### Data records
§

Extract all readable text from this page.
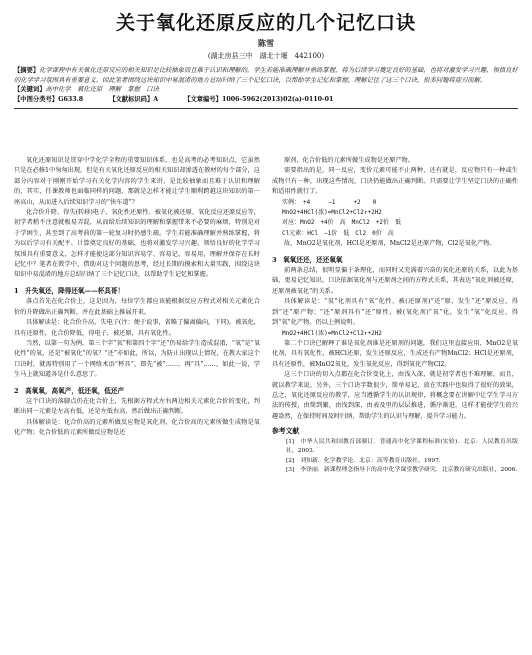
关于氧化还原反应的几个记忆口诀
陈雪
(湖北房县三中　湖北十堰　442100)
【摘要】化学课程中有关氧化还原反应的相关知识是比较抽象而且难于认识和理解的，学生若能准确理解并熟练掌握，将为后续学习奠定良好的基础，也将对激发学习兴趣、领悟良好的化学学习氛围具有重要意义。因此笔者围绕这块知识中易混淆的地方总结归纳了三个记忆口诀，以帮助学生记忆和掌握，理解记住了这三个口诀，很多问题将迎刃而解。
【关键词】高中化学　氧化还原　理解　掌握　口诀
【中图分类号】G633.8	【文献标识码】A	【文章编号】1006-5962(2013)02(a)-0110-01

氧化还原知识是贯穿中学化学全程的重要知识体系，也是高考的必考知识点，它虽然只是在必修1中匆匆出现，但是有关氧化还原反应的相关知识却渗透在教材的每个部分，这部分内容对于刚刚开始学习有关化学内容的学生来讲，是比较抽象而且难于认识和理解的，其实，任课教师也面临同样的问题，那就是怎样才能让学生顺利跨越这块知识的第一座高山，从而进入后续知识学习的“快车道”？

化合价升降、得失(转移)电子、氧化性还原性、被氧化被还原、氧化反应还原反应等，初学者稍不注意就极易弄混，从而给后续知识的理解和掌握带来不必要的麻烦，特别是对于学困生，甚至到了高考前的第一轮复习时仍感生疏。学生若能准确理解并熟练掌握，将为以后学习有关配平、计算奠定良好的基础，也将对激发学习兴趣、领悟良好的化学学习氛围具有重要意义，怎样才能使这部分知识容易学、容易记、容易用，理解并保存在长时记忆中？笔者在教学中，借助对这个问题的思考，经过长期的摸索和大量实践，围绕这块知识中易混淆的地方总结归纳了三个记忆口诀，以帮助学生记忆和掌握。

1　升失氧还，降得还氧——杯具哥！

落点首先在化合价上，这是因为，每位学生都应该能根据反应方程式对相关元素化合价的升降做出正确判断，并在此基础上推展开来。

具体解读是：化合价升高，失电子(注：便于说事，省略了偏离偏向，下同)，被氧化，具有还原性，化合价降低，得电子，被还原，具有氧化性。

当然，以第一句为例，第三个字“氧”和第四个字“还”仍易给学生造成混淆，“氧”是“氧化性”的氧，还是“被氧化”的氧？“还”亦如此，所以，为防止出现以上情况，在教大家这个口诀时，就需特别用了一个网络术语“杯具”，即先“被”……，再“具”……，如此一说，学生马上就知道各是什么意思了。

2　高氧氧，高氧产，低还氧，低还产

这个口诀的落脚点仍在化合价上，先根据方程式左右两边相关元素化合价的变化，判断出同一元素是左高右低，还是左低右高，然后做出正确判断。

具体解读是：化合价高的元素所做反应物是氧化剂，化合价高的元素所做生成物是氧化产物；化合价低的元素所做反应物是还

原剂，化合价低的元素所做生成物是还原产物。

需要指出的是，同一反应，变价元素可能不止两种，还有就是，反应物只有一种或生成物只有一种，出现这些情况，口诀仍能做出正确判断。只需要让学生坚定口诀的正确性和适用性就行了。

实例：　+4　　　−1　　　+2　　0

MnO2+4HCl(浓)=MnCl2+Cl2↑+2H2

对应：MnO2　+4价　高　MnCl2　+2价　低

Cl元素：HCl　−1价　低　Cl2　0价　高

故，MnO2是氧化剂，HCl是还原剂，MnCl2是还原产物，Cl2是氧化产物。

3　氧氧还还，还还氧氧

前两条总结，很明显偏于条理化，而同时又充满着兴奋的氧化还原的关系，以此为基础，更易记忆知识。口诀依据氧化剂与还原剂之间的方程式关系，其表达“氧化剂被还原，还原剂被氧化”的关系。

具体解读是：“氧”化剂具有“氧”化性、被(还原剂)“还”原，发生“还”原反应，得到“还”原产物；“还”原剂具有“还”原性，被(氧化剂)“氧”化，发生“氧”化反应，得到“氧”化产物。仍以上例说明。

MnO2+4HCl(浓)=MnCl2+Cl2↑+2H2

第二个口诀已解释了谁是氧化剂谁是还原剂的问题，我们这里直接应用，MnO2是氧化剂，具有氧化性，被HCl还原，发生还原反应，生成还有产物MnCl2；HCl是还原剂，具有还原性，被MnO2氧化，发生氧化反应，得到氧化产物Cl2。

这三个口诀的切入点都在化合价变化上，由浅入深，就是初学者也不难理解，而且，就以教学来说，另外，三个口诀字数很少，简单易记，放在实践中也取得了很好的效果，总之，氧化还原反应的教学，应当遵循学生的认识规律，将概念要在讲解中让学生学习方法的传授，由简到繁，由浅到深，由表及里的层层推进，循序渐进，这样才能使学生的兴趣盎然，在保持时间及时归纳，帮助学生的认识与理解，提升学习能力。

参考文献

[1]　中华人民共和国教育部制订．普通高中化学课程标准(实验)．北京：人民教育出版社，2003.

[2]　刘知新．化学教学论．北京：高等教育出版社，1997.

[3]　李泽丽．新课程理念指导下的高中化学课堂教学研究．北京教育研究出版社，2006.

§

Would you return the data exactly as written, without the pictures?

### EXPECTED ANSWER
Extract all readable text from this page.
关于氧化还原反应的几个记忆口诀
陈雪
(湖北房县三中　湖北十堰　442100)
【摘要】化学课程中有关氧化还原反应的相关知识是比较抽象而且难于认识和理解的，学生若能准确理解并熟练掌握，将为后续学习奠定良好的基础，也将对激发学习兴趣、领悟良好的化学学习氛围具有重要意义。因此笔者围绕这块知识中易混淆的地方总结归纳了三个记忆口诀，以帮助学生记忆和掌握，理解记住了这三个口诀，很多问题将迎刃而解。
【关键词】高中化学　氧化还原　理解　掌握　口诀
【中图分类号】G633.8	【文献标识码】A	【文章编号】1006-5962(2013)02(a)-0110-01

氧化还原知识是贯穿中学化学全程的重要知识体系，也是高考的必考知识点，它虽然只是在必修1中匆匆出现，但是有关氧化还原反应的相关知识却渗透在教材的每个部分，这部分内容对于刚刚开始学习有关化学内容的学生来讲，是比较抽象而且难于认识和理解的，其实，任课教师也面临同样的问题，那就是怎样才能让学生顺利跨越这块知识的第一座高山，从而进入后续知识学习的“快车道”？

化合价升降、得失(转移)电子、氧化性还原性、被氧化被还原、氧化反应还原反应等，初学者稍不注意就极易弄混，从而给后续知识的理解和掌握带来不必要的麻烦，特别是对于学困生，甚至到了高考前的第一轮复习时仍感生疏。学生若能准确理解并熟练掌握，将为以后学习有关配平、计算奠定良好的基础，也将对激发学习兴趣、领悟良好的化学学习氛围具有重要意义，怎样才能使这部分知识容易学、容易记、容易用，理解并保存在长时记忆中？笔者在教学中，借助对这个问题的思考，经过长期的摸索和大量实践，围绕这块知识中易混淆的地方总结归纳了三个记忆口诀，以帮助学生记忆和掌握。

1　升失氧还，降得还氧——杯具哥！

落点首先在化合价上，这是因为，每位学生都应该能根据反应方程式对相关元素化合价的升降做出正确判断，并在此基础上推展开来。

具体解读是：化合价升高，失电子(注：便于说事，省略了偏离偏向，下同)，被氧化，具有还原性，化合价降低，得电子，被还原，具有氧化性。

当然，以第一句为例，第三个字“氧”和第四个字“还”仍易给学生造成混淆，“氧”是“氧化性”的氧，还是“被氧化”的氧？“还”亦如此，所以，为防止出现以上情况，在教大家这个口诀时，就需特别用了一个网络术语“杯具”，即先“被”……，再“具”……，如此一说，学生马上就知道各是什么意思了。

2　高氧氧，高氧产，低还氧，低还产

这个口诀的落脚点仍在化合价上，先根据方程式左右两边相关元素化合价的变化，判断出同一元素是左高右低，还是左低右高，然后做出正确判断。

具体解读是：化合价高的元素所做反应物是氧化剂，化合价高的元素所做生成物是氧化产物；化合价低的元素所做反应物是还

原剂，化合价低的元素所做生成物是还原产物。

需要指出的是，同一反应，变价元素可能不止两种，还有就是，反应物只有一种或生成物只有一种，出现这些情况，口诀仍能做出正确判断。只需要让学生坚定口诀的正确性和适用性就行了。

实例：　+4　　　−1　　　+2　　0

MnO2+4HCl(浓)=MnCl2+Cl2↑+2H2

对应：MnO2　+4价　高　MnCl2　+2价　低

Cl元素：HCl　−1价　低　Cl2　0价　高

故，MnO2是氧化剂，HCl是还原剂，MnCl2是还原产物，Cl2是氧化产物。

3　氧氧还还，还还氧氧

前两条总结，很明显偏于条理化，而同时又充满着兴奋的氧化还原的关系，以此为基础，更易记忆知识。口诀依据氧化剂与还原剂之间的方程式关系，其表达“氧化剂被还原，还原剂被氧化”的关系。

具体解读是：“氧”化剂具有“氧”化性、被(还原剂)“还”原，发生“还”原反应，得到“还”原产物；“还”原剂具有“还”原性，被(氧化剂)“氧”化，发生“氧”化反应，得到“氧”化产物。仍以上例说明。

MnO2+4HCl(浓)=MnCl2+Cl2↑+2H2

第二个口诀已解释了谁是氧化剂谁是还原剂的问题，我们这里直接应用，MnO2是氧化剂，具有氧化性，被HCl还原，发生还原反应，生成还有产物MnCl2；HCl是还原剂，具有还原性，被MnO2氧化，发生氧化反应，得到氧化产物Cl2。

这三个口诀的切入点都在化合价变化上，由浅入深，就是初学者也不难理解，而且，就以教学来说，另外，三个口诀字数很少，简单易记，放在实践中也取得了很好的效果，总之，氧化还原反应的教学，应当遵循学生的认识规律，将概念要在讲解中让学生学习方法的传授，由简到繁，由浅到深，由表及里的层层推进，循序渐进，这样才能使学生的兴趣盎然，在保持时间及时归纳，帮助学生的认识与理解，提升学习能力。

参考文献

[1]　中华人民共和国教育部制订．普通高中化学课程标准(实验)．北京：人民教育出版社，2003.

[2]　刘知新．化学教学论．北京：高等教育出版社，1997.

[3]　李泽丽．新课程理念指导下的高中化学课堂教学研究．北京教育研究出版社，2006.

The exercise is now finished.